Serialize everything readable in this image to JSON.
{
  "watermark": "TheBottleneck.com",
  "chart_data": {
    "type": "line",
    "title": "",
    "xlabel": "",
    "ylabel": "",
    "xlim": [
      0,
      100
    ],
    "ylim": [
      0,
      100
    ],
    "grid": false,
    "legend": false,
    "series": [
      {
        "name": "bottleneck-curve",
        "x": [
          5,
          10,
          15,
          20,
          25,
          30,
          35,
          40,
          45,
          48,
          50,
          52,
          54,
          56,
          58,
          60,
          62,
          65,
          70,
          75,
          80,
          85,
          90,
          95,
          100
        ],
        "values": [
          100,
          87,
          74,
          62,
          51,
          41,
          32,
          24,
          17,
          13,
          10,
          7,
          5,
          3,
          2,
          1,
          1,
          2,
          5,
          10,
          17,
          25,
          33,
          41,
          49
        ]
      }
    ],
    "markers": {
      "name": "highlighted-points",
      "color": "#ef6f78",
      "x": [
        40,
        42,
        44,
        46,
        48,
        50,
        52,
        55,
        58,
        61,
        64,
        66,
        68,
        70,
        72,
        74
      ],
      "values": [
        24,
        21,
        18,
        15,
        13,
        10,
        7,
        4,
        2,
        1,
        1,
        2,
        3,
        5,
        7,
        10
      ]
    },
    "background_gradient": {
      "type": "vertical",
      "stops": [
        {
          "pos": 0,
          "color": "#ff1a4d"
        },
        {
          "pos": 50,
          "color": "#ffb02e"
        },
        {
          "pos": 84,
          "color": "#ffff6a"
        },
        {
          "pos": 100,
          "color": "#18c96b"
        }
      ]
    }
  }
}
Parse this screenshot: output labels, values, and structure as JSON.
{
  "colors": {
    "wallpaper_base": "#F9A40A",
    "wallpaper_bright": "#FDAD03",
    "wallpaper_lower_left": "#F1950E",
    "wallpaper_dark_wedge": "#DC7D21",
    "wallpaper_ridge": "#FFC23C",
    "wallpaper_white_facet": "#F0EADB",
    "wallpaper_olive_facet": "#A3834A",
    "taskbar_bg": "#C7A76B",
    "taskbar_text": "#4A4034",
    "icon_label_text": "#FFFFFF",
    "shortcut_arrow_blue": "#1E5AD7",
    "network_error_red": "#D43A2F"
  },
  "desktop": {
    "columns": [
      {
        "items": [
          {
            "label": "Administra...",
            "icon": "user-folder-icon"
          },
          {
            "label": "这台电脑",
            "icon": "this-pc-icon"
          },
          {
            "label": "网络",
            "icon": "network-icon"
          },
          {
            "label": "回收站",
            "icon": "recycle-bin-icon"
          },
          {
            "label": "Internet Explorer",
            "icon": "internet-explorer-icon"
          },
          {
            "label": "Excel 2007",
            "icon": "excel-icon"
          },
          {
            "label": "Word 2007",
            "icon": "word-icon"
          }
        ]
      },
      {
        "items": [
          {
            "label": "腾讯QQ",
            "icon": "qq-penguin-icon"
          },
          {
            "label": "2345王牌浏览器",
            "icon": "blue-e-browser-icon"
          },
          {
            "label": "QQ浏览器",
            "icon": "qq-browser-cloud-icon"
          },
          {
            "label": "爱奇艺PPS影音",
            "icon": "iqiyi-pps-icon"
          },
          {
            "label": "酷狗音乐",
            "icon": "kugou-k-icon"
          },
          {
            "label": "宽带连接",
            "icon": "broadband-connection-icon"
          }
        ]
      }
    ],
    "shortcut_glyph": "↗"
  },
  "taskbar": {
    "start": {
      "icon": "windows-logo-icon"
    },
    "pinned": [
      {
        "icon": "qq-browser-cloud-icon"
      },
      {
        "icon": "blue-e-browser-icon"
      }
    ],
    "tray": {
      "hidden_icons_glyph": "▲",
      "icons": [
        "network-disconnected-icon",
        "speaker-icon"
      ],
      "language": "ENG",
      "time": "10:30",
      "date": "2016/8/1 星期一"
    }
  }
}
········
Pull every line holding "values" out of the records.

Written response —
        "values": [
      "values": [
Parse this screenshot: output labels, values, and structure as JSON.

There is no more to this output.